-- Set problem --
Transcribe the records that follow in their entirety, omitting any pictures.
________________
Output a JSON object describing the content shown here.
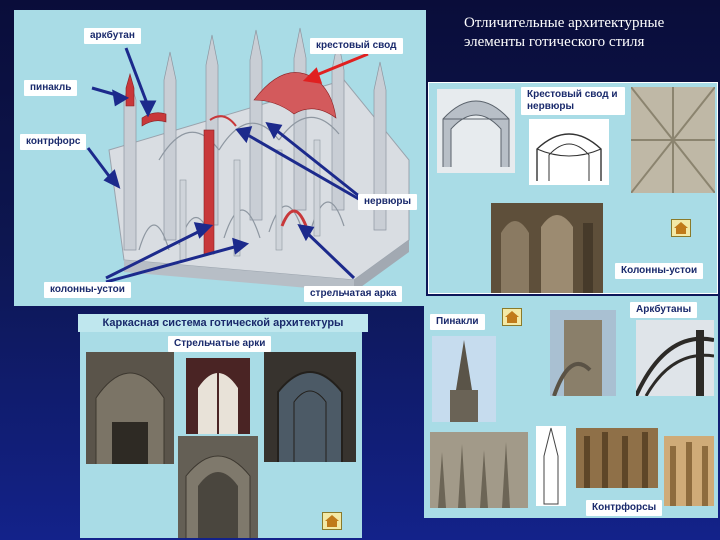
{
  "title": "Отличительные архитектурные элементы готического стиля",
  "diagram": {
    "labels": {
      "arkbutan": "аркбутан",
      "krestovy_svod": "крестовый свод",
      "pinakl": "пинакль",
      "kontrfors": "контрфорс",
      "nervyury": "нервюры",
      "kolonny_ustoi": "колонны-устои",
      "strelchataya_arka": "стрельчатая арка"
    },
    "caption": "Каркасная система готической архитектуры"
  },
  "panel_vault": {
    "heading": "Крестовый свод и нервюры",
    "columns_label": "Колонны-устои"
  },
  "panel_arches": {
    "heading": "Стрельчатые арки"
  },
  "panel_pinnacles": {
    "pinnacles_label": "Пинакли",
    "flying_buttresses_label": "Аркбутаны",
    "buttresses_label": "Контрфорсы"
  },
  "colors": {
    "panel_bg": "#a9dce6",
    "label_text": "#1a2a6c",
    "arrow_blue": "#1c2a8c",
    "arrow_red": "#e02020",
    "highlight_red": "#c8383a"
  }
}
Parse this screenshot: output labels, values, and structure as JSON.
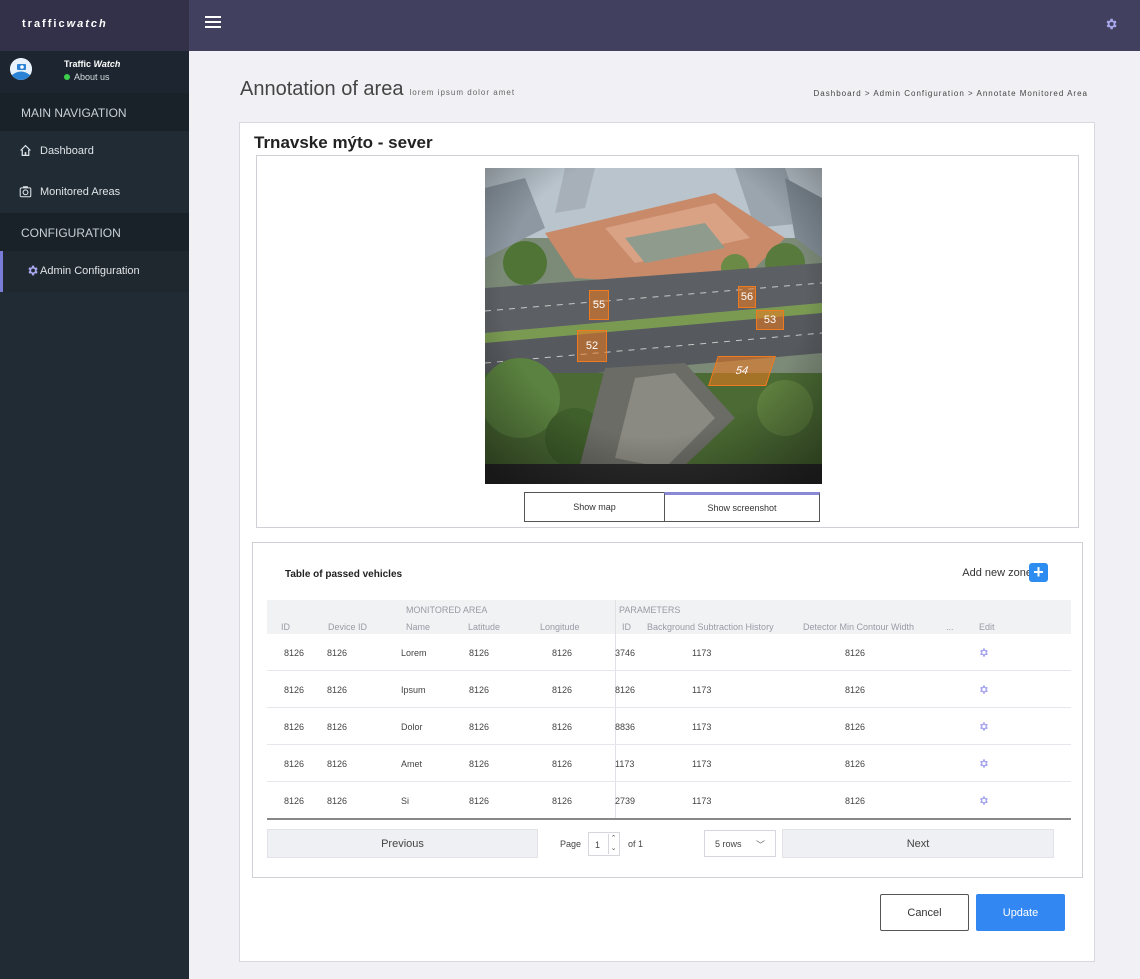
{
  "app": {
    "brand_plain": "traffic",
    "brand_italic": "watch"
  },
  "user": {
    "name_plain": "Traffic ",
    "name_italic": "Watch",
    "status": "About us"
  },
  "sidebar": {
    "header_main": "MAIN NAVIGATION",
    "header_config": "CONFIGURATION",
    "items": [
      {
        "label": "Dashboard",
        "icon": "home-icon"
      },
      {
        "label": "Monitored Areas",
        "icon": "camera-icon"
      },
      {
        "label": "Admin Configuration",
        "icon": "gear-icon"
      }
    ]
  },
  "page": {
    "title": "Annotation of area",
    "subtitle": "lorem ipsum dolor amet",
    "breadcrumb": "Dashboard > Admin Configuration > Annotate Monitored Area"
  },
  "area": {
    "name": "Trnavske mýto - sever"
  },
  "zones": [
    "55",
    "56",
    "53",
    "52",
    "54"
  ],
  "view_toggle": {
    "map": "Show map",
    "screenshot": "Show screenshot"
  },
  "table": {
    "title": "Table of passed vehicles",
    "add_zone": "Add new zone",
    "add_icon": "plus-icon",
    "group_monitored": "MONITORED AREA",
    "group_parameters": "PARAMETERS",
    "columns": [
      "ID",
      "Device ID",
      "Name",
      "Latitude",
      "Longitude",
      "ID",
      "Background Subtraction History",
      "Detector Min Contour Width",
      "...",
      "Edit"
    ],
    "rows": [
      [
        "8126",
        "8126",
        "Lorem",
        "8126",
        "8126",
        "3746",
        "1173",
        "8126"
      ],
      [
        "8126",
        "8126",
        "Ipsum",
        "8126",
        "8126",
        "8126",
        "1173",
        "8126"
      ],
      [
        "8126",
        "8126",
        "Dolor",
        "8126",
        "8126",
        "8836",
        "1173",
        "8126"
      ],
      [
        "8126",
        "8126",
        "Amet",
        "8126",
        "8126",
        "1173",
        "1173",
        "8126"
      ],
      [
        "8126",
        "8126",
        "Si",
        "8126",
        "8126",
        "2739",
        "1173",
        "8126"
      ]
    ]
  },
  "pagination": {
    "previous": "Previous",
    "next": "Next",
    "page_label": "Page",
    "page_value": "1",
    "of_label": "of 1",
    "rows_option": "5 rows"
  },
  "actions": {
    "cancel": "Cancel",
    "update": "Update"
  },
  "colors": {
    "accent": "#3287f2",
    "zone": "#f07a1e",
    "sidebar": "#202b33",
    "topbar": "#41405e"
  }
}
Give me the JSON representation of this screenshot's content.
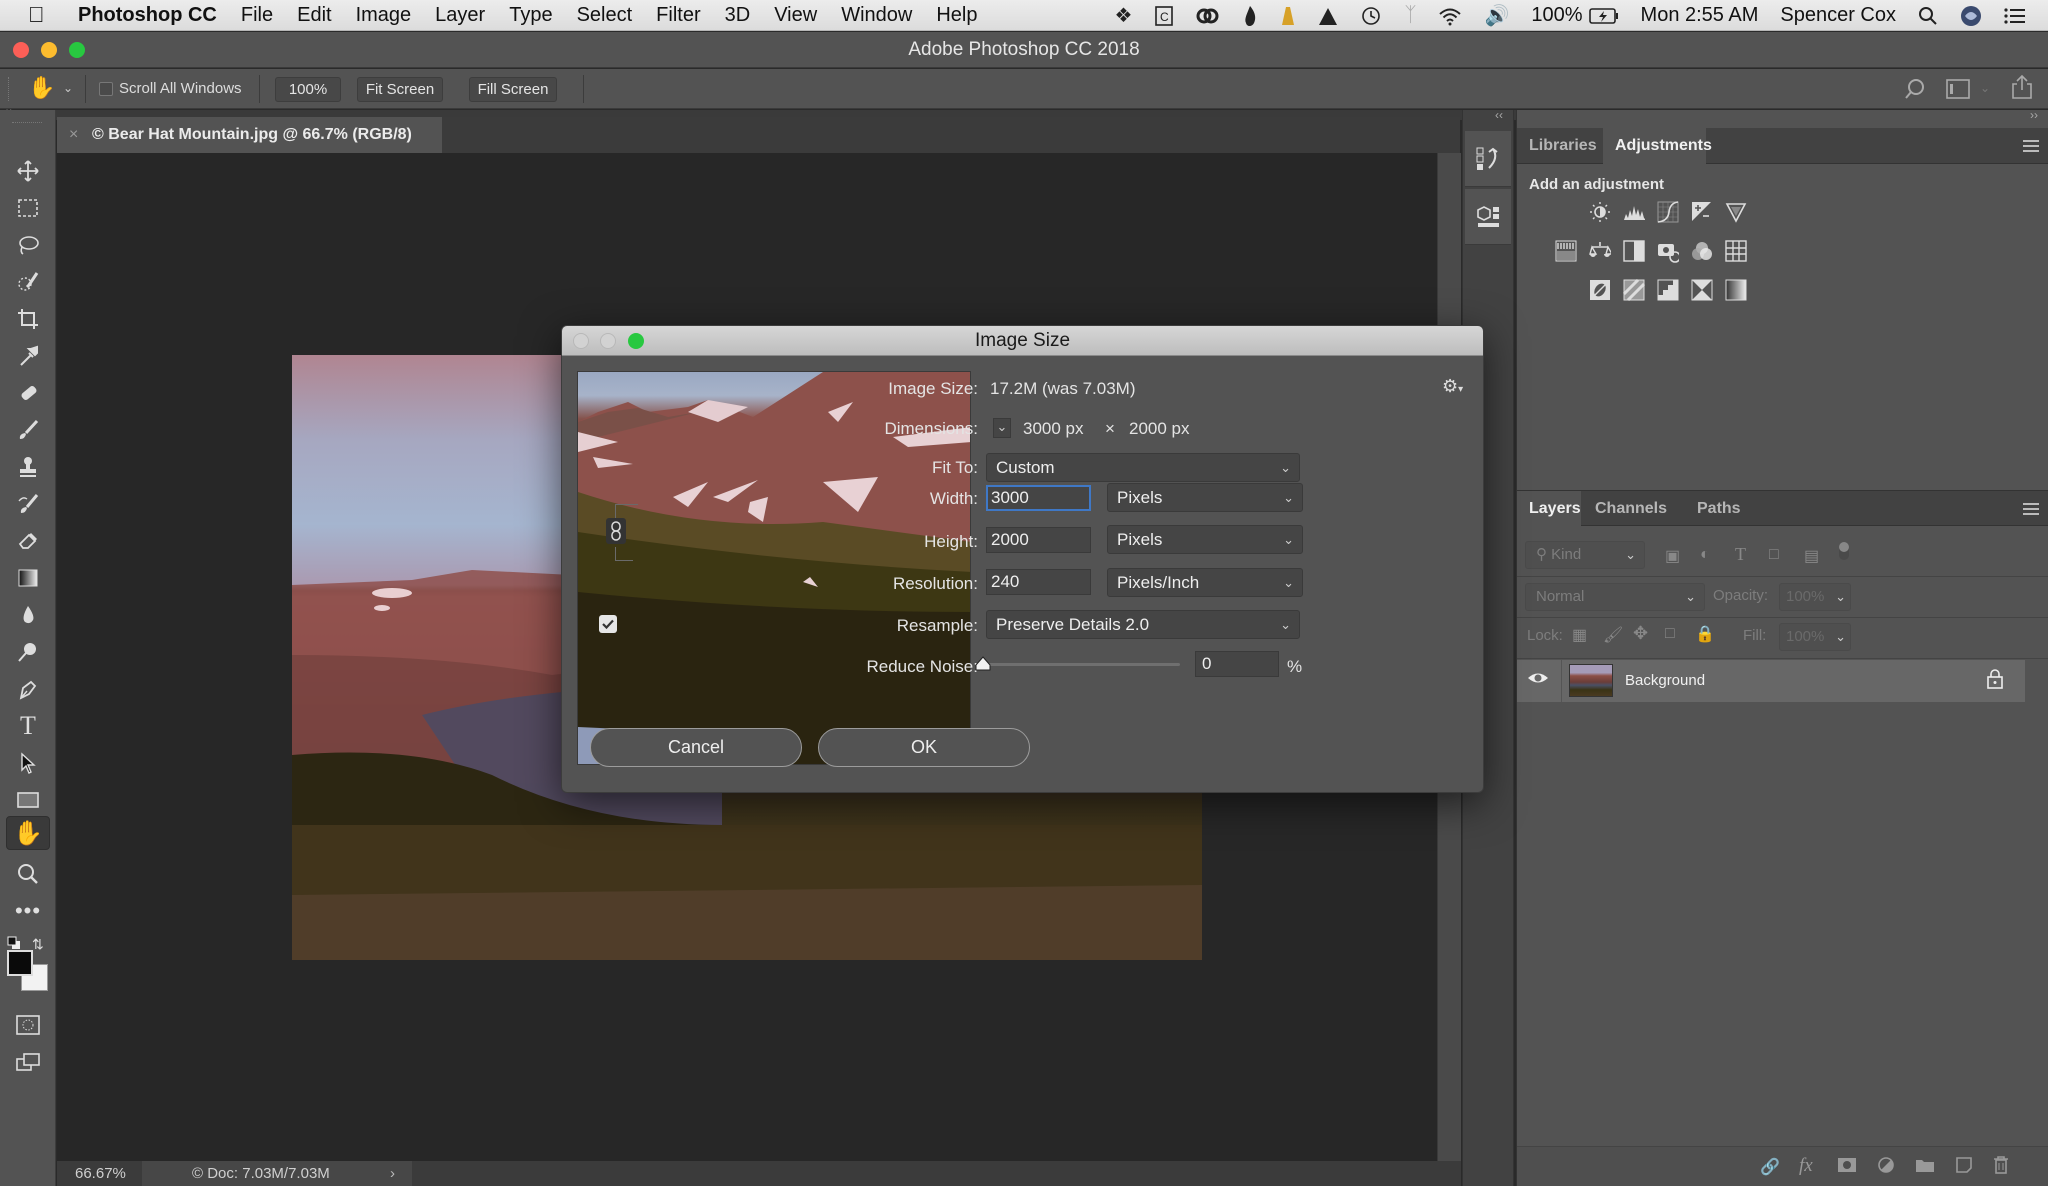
{
  "menubar": {
    "app_name": "Photoshop CC",
    "items": [
      "File",
      "Edit",
      "Image",
      "Layer",
      "Type",
      "Select",
      "Filter",
      "3D",
      "View",
      "Window",
      "Help"
    ],
    "status_icons": [
      "dropbox-icon",
      "clipboard-icon",
      "creative-cloud-icon",
      "flame-icon",
      "cone-icon",
      "triangle-icon",
      "time-machine-icon",
      "bluetooth-icon",
      "wifi-icon",
      "volume-icon"
    ],
    "battery": "100%",
    "clock": "Mon 2:55 AM",
    "user": "Spencer Cox"
  },
  "window": {
    "title": "Adobe Photoshop CC 2018"
  },
  "options_bar": {
    "scroll_all_windows_label": "Scroll All Windows",
    "scroll_all_windows_checked": false,
    "zoom_100": "100%",
    "fit_screen": "Fit Screen",
    "fill_screen": "Fill Screen"
  },
  "document": {
    "tab_title": "© Bear Hat Mountain.jpg @ 66.7% (RGB/8)",
    "zoom_level": "66.67%",
    "doc_info": "© Doc: 7.03M/7.03M"
  },
  "tools": [
    "move",
    "marquee",
    "lasso",
    "quick-selection",
    "crop",
    "eyedropper",
    "healing-brush",
    "brush",
    "clone-stamp",
    "history-brush",
    "eraser",
    "gradient",
    "blur",
    "dodge",
    "pen",
    "type",
    "path-selection",
    "rectangle",
    "hand",
    "zoom",
    "more-tools"
  ],
  "active_tool": "hand",
  "dialog": {
    "title": "Image Size",
    "image_size_label": "Image Size:",
    "image_size_value": "17.2M (was 7.03M)",
    "dimensions_label": "Dimensions:",
    "dimensions_width": "3000 px",
    "dimensions_times": "×",
    "dimensions_height": "2000 px",
    "fit_to_label": "Fit To:",
    "fit_to_value": "Custom",
    "width_label": "Width:",
    "width_value": "3000",
    "width_unit": "Pixels",
    "height_label": "Height:",
    "height_value": "2000",
    "height_unit": "Pixels",
    "resolution_label": "Resolution:",
    "resolution_value": "240",
    "resolution_unit": "Pixels/Inch",
    "resample_label": "Resample:",
    "resample_checked": true,
    "resample_value": "Preserve Details 2.0",
    "reduce_noise_label": "Reduce Noise:",
    "reduce_noise_value": "0",
    "reduce_noise_percent": 0,
    "percent_sign": "%",
    "cancel": "Cancel",
    "ok": "OK"
  },
  "panels": {
    "top_tabs": [
      "Libraries",
      "Adjustments"
    ],
    "top_active": "Adjustments",
    "adjustments_heading": "Add an adjustment",
    "adjustment_rows": [
      [
        "brightness-contrast",
        "levels",
        "curves",
        "exposure",
        "vibrance"
      ],
      [
        "hue-saturation",
        "color-balance",
        "black-white",
        "photo-filter",
        "channel-mixer",
        "color-lookup"
      ],
      [
        "invert",
        "posterize",
        "threshold",
        "selective-color",
        "gradient-map"
      ]
    ],
    "layer_tabs": [
      "Layers",
      "Channels",
      "Paths"
    ],
    "layer_active": "Layers",
    "filter_kind": "Kind",
    "blend_mode": "Normal",
    "opacity_label": "Opacity:",
    "opacity_value": "100%",
    "lock_label": "Lock:",
    "fill_label": "Fill:",
    "fill_value": "100%",
    "layers": [
      {
        "name": "Background",
        "visible": true,
        "locked": true
      }
    ],
    "footer_icons": [
      "link-icon",
      "fx-icon",
      "mask-icon",
      "adjustment-layer-icon",
      "group-folder-icon",
      "new-layer-icon",
      "trash-icon"
    ]
  },
  "colors": {
    "accent_focus": "#3f78c6",
    "close": "#fc5f57",
    "minimize": "#fdbc2e",
    "zoom": "#28c840",
    "foreground": "#0a0a0a",
    "background": "#f2f2f2"
  }
}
________________
-- Reply to the exercise --
Output a JSON object describing the content shown here.
{
  "title": "Отличительные архитектурные элементы готического стиля",
  "diagram": {
    "labels": {
      "arkbutan": "аркбутан",
      "krestovy_svod": "крестовый свод",
      "pinakl": "пинакль",
      "kontrfors": "контрфорс",
      "nervyury": "нервюры",
      "kolonny_ustoi": "колонны-устои",
      "strelchataya_arka": "стрельчатая арка"
    },
    "caption": "Каркасная система готической архитектуры"
  },
  "panel_vault": {
    "heading": "Крестовый свод и нервюры",
    "columns_label": "Колонны-устои"
  },
  "panel_arches": {
    "heading": "Стрельчатые арки"
  },
  "panel_pinnacles": {
    "pinnacles_label": "Пинакли",
    "flying_buttresses_label": "Аркбутаны",
    "buttresses_label": "Контрфорсы"
  },
  "colors": {
    "panel_bg": "#a9dce6",
    "label_text": "#1a2a6c",
    "arrow_blue": "#1c2a8c",
    "arrow_red": "#e02020",
    "highlight_red": "#c8383a"
  }
}
Parse this screenshot: output labels, values, and structure as JSON.
{
  "app": {
    "brand_plain": "traffic",
    "brand_italic": "watch"
  },
  "user": {
    "name_plain": "Traffic ",
    "name_italic": "Watch",
    "status": "About us"
  },
  "sidebar": {
    "header_main": "MAIN NAVIGATION",
    "header_config": "CONFIGURATION",
    "items": [
      {
        "label": "Dashboard",
        "icon": "home-icon"
      },
      {
        "label": "Monitored Areas",
        "icon": "camera-icon"
      },
      {
        "label": "Admin Configuration",
        "icon": "gear-icon"
      }
    ]
  },
  "page": {
    "title": "Annotation of area",
    "subtitle": "lorem ipsum dolor amet",
    "breadcrumb": "Dashboard > Admin Configuration > Annotate Monitored Area"
  },
  "area": {
    "name": "Trnavske mýto - sever"
  },
  "zones": [
    "55",
    "56",
    "53",
    "52",
    "54"
  ],
  "view_toggle": {
    "map": "Show map",
    "screenshot": "Show screenshot"
  },
  "table": {
    "title": "Table of passed vehicles",
    "add_zone": "Add new zone",
    "add_icon": "plus-icon",
    "group_monitored": "MONITORED AREA",
    "group_parameters": "PARAMETERS",
    "columns": [
      "ID",
      "Device ID",
      "Name",
      "Latitude",
      "Longitude",
      "ID",
      "Background Subtraction History",
      "Detector Min Contour Width",
      "...",
      "Edit"
    ],
    "rows": [
      [
        "8126",
        "8126",
        "Lorem",
        "8126",
        "8126",
        "3746",
        "1173",
        "8126"
      ],
      [
        "8126",
        "8126",
        "Ipsum",
        "8126",
        "8126",
        "8126",
        "1173",
        "8126"
      ],
      [
        "8126",
        "8126",
        "Dolor",
        "8126",
        "8126",
        "8836",
        "1173",
        "8126"
      ],
      [
        "8126",
        "8126",
        "Amet",
        "8126",
        "8126",
        "1173",
        "1173",
        "8126"
      ],
      [
        "8126",
        "8126",
        "Si",
        "8126",
        "8126",
        "2739",
        "1173",
        "8126"
      ]
    ]
  },
  "pagination": {
    "previous": "Previous",
    "next": "Next",
    "page_label": "Page",
    "page_value": "1",
    "of_label": "of 1",
    "rows_option": "5 rows"
  },
  "actions": {
    "cancel": "Cancel",
    "update": "Update"
  },
  "colors": {
    "accent": "#3287f2",
    "zone": "#f07a1e",
    "sidebar": "#202b33",
    "topbar": "#41405e"
  }
}
Give me the JSON representation of this screenshot's content.
{
  "menubar": {
    "app_name": "Photoshop CC",
    "items": [
      "File",
      "Edit",
      "Image",
      "Layer",
      "Type",
      "Select",
      "Filter",
      "3D",
      "View",
      "Window",
      "Help"
    ],
    "status_icons": [
      "dropbox-icon",
      "clipboard-icon",
      "creative-cloud-icon",
      "flame-icon",
      "cone-icon",
      "triangle-icon",
      "time-machine-icon",
      "bluetooth-icon",
      "wifi-icon",
      "volume-icon"
    ],
    "battery": "100%",
    "clock": "Mon 2:55 AM",
    "user": "Spencer Cox"
  },
  "window": {
    "title": "Adobe Photoshop CC 2018"
  },
  "options_bar": {
    "scroll_all_windows_label": "Scroll All Windows",
    "scroll_all_windows_checked": false,
    "zoom_100": "100%",
    "fit_screen": "Fit Screen",
    "fill_screen": "Fill Screen"
  },
  "document": {
    "tab_title": "© Bear Hat Mountain.jpg @ 66.7% (RGB/8)",
    "zoom_level": "66.67%",
    "doc_info": "© Doc: 7.03M/7.03M"
  },
  "tools": [
    "move",
    "marquee",
    "lasso",
    "quick-selection",
    "crop",
    "eyedropper",
    "healing-brush",
    "brush",
    "clone-stamp",
    "history-brush",
    "eraser",
    "gradient",
    "blur",
    "dodge",
    "pen",
    "type",
    "path-selection",
    "rectangle",
    "hand",
    "zoom",
    "more-tools"
  ],
  "active_tool": "hand",
  "dialog": {
    "title": "Image Size",
    "image_size_label": "Image Size:",
    "image_size_value": "17.2M (was 7.03M)",
    "dimensions_label": "Dimensions:",
    "dimensions_width": "3000 px",
    "dimensions_times": "×",
    "dimensions_height": "2000 px",
    "fit_to_label": "Fit To:",
    "fit_to_value": "Custom",
    "width_label": "Width:",
    "width_value": "3000",
    "width_unit": "Pixels",
    "height_label": "Height:",
    "height_value": "2000",
    "height_unit": "Pixels",
    "resolution_label": "Resolution:",
    "resolution_value": "240",
    "resolution_unit": "Pixels/Inch",
    "resample_label": "Resample:",
    "resample_checked": true,
    "resample_value": "Preserve Details 2.0",
    "reduce_noise_label": "Reduce Noise:",
    "reduce_noise_value": "0",
    "reduce_noise_percent": 0,
    "percent_sign": "%",
    "cancel": "Cancel",
    "ok": "OK"
  },
  "panels": {
    "top_tabs": [
      "Libraries",
      "Adjustments"
    ],
    "top_active": "Adjustments",
    "adjustments_heading": "Add an adjustment",
    "adjustment_rows": [
      [
        "brightness-contrast",
        "levels",
        "curves",
        "exposure",
        "vibrance"
      ],
      [
        "hue-saturation",
        "color-balance",
        "black-white",
        "photo-filter",
        "channel-mixer",
        "color-lookup"
      ],
      [
        "invert",
        "posterize",
        "threshold",
        "selective-color",
        "gradient-map"
      ]
    ],
    "layer_tabs": [
      "Layers",
      "Channels",
      "Paths"
    ],
    "layer_active": "Layers",
    "filter_kind": "Kind",
    "blend_mode": "Normal",
    "opacity_label": "Opacity:",
    "opacity_value": "100%",
    "lock_label": "Lock:",
    "fill_label": "Fill:",
    "fill_value": "100%",
    "layers": [
      {
        "name": "Background",
        "visible": true,
        "locked": true
      }
    ],
    "footer_icons": [
      "link-icon",
      "fx-icon",
      "mask-icon",
      "adjustment-layer-icon",
      "group-folder-icon",
      "new-layer-icon",
      "trash-icon"
    ]
  },
  "colors": {
    "accent_focus": "#3f78c6",
    "close": "#fc5f57",
    "minimize": "#fdbc2e",
    "zoom": "#28c840",
    "foreground": "#0a0a0a",
    "background": "#f2f2f2"
  }
}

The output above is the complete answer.